» **Task instructions**
Collect each line containing "this".

^^^^^^^^

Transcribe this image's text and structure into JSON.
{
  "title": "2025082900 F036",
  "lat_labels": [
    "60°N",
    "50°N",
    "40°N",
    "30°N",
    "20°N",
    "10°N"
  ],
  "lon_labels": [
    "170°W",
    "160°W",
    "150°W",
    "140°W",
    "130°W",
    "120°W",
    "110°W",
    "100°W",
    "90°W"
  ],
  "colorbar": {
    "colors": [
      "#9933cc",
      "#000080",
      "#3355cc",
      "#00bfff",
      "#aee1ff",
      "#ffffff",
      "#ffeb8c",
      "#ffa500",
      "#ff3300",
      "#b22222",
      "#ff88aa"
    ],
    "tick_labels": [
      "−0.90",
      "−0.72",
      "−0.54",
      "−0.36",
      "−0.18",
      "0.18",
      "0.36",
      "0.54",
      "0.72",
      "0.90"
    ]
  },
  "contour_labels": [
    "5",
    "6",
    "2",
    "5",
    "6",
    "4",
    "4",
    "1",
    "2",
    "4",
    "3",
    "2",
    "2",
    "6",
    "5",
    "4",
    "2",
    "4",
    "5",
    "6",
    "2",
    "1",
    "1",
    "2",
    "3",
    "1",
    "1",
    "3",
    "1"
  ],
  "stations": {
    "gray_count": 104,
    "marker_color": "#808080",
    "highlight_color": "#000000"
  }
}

^^^^^^^^

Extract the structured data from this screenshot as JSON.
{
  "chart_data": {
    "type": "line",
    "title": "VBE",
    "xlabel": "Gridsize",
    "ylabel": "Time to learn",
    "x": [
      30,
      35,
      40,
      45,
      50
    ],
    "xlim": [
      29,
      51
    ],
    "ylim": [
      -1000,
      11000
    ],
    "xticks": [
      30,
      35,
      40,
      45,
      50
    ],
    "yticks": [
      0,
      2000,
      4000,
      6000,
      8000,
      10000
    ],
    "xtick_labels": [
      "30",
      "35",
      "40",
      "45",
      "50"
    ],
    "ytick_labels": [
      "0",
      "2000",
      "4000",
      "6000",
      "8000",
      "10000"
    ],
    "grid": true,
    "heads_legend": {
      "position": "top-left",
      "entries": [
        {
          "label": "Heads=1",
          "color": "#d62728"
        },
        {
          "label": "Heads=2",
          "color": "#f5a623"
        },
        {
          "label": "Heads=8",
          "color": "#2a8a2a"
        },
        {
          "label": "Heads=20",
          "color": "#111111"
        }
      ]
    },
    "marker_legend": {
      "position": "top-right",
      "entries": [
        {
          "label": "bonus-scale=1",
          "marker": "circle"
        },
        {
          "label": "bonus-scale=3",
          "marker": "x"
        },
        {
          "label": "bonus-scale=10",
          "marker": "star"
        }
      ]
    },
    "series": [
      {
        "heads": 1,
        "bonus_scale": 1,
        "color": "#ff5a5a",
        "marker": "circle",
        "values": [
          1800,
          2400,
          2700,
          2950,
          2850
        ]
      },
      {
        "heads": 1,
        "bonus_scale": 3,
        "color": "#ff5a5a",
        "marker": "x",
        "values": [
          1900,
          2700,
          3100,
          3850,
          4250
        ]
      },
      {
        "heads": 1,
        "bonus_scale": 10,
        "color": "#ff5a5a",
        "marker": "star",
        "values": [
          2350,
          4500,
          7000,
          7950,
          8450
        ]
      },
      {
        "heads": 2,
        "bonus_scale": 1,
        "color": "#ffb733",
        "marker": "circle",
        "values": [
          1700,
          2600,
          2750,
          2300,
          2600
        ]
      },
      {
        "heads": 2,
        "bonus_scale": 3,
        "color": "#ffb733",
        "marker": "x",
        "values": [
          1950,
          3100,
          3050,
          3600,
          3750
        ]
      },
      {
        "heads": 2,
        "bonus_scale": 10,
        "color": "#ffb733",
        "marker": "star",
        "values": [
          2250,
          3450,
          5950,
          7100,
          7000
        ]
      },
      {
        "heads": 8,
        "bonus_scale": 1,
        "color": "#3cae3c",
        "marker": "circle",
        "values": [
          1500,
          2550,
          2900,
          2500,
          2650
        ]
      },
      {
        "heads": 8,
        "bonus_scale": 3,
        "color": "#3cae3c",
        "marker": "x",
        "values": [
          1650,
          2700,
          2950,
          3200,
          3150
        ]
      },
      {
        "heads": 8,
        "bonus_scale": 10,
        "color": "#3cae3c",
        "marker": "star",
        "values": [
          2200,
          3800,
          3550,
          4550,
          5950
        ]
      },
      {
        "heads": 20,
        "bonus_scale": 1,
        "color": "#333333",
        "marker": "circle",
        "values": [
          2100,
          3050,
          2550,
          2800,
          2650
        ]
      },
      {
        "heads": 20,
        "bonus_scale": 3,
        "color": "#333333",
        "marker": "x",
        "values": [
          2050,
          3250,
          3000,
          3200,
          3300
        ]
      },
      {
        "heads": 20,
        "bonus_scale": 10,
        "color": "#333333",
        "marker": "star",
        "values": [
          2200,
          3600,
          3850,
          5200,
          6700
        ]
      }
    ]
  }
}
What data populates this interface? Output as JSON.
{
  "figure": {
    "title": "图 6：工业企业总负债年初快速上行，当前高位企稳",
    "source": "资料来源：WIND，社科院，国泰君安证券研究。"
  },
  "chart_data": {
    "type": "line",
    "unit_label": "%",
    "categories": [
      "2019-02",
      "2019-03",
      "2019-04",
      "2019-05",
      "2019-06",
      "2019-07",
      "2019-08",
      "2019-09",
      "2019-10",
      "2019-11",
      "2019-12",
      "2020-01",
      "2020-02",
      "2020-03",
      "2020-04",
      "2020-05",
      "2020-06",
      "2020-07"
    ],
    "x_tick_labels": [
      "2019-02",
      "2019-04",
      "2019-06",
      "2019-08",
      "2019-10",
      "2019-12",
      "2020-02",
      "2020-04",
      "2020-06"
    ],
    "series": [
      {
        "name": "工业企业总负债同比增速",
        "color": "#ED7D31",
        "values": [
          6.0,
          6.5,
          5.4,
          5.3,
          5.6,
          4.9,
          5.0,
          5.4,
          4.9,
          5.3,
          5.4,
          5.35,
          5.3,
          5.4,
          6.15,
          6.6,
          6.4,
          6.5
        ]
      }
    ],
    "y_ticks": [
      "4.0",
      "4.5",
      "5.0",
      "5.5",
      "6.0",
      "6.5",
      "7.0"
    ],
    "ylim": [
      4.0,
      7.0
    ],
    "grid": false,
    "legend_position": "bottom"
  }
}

^^^^^^^^

» **Exercise answer**
Transcribe this image's text and structure into JSON.
Extract the structured data from this screenshot as JSON.
What data populates this interface? Output as JSON.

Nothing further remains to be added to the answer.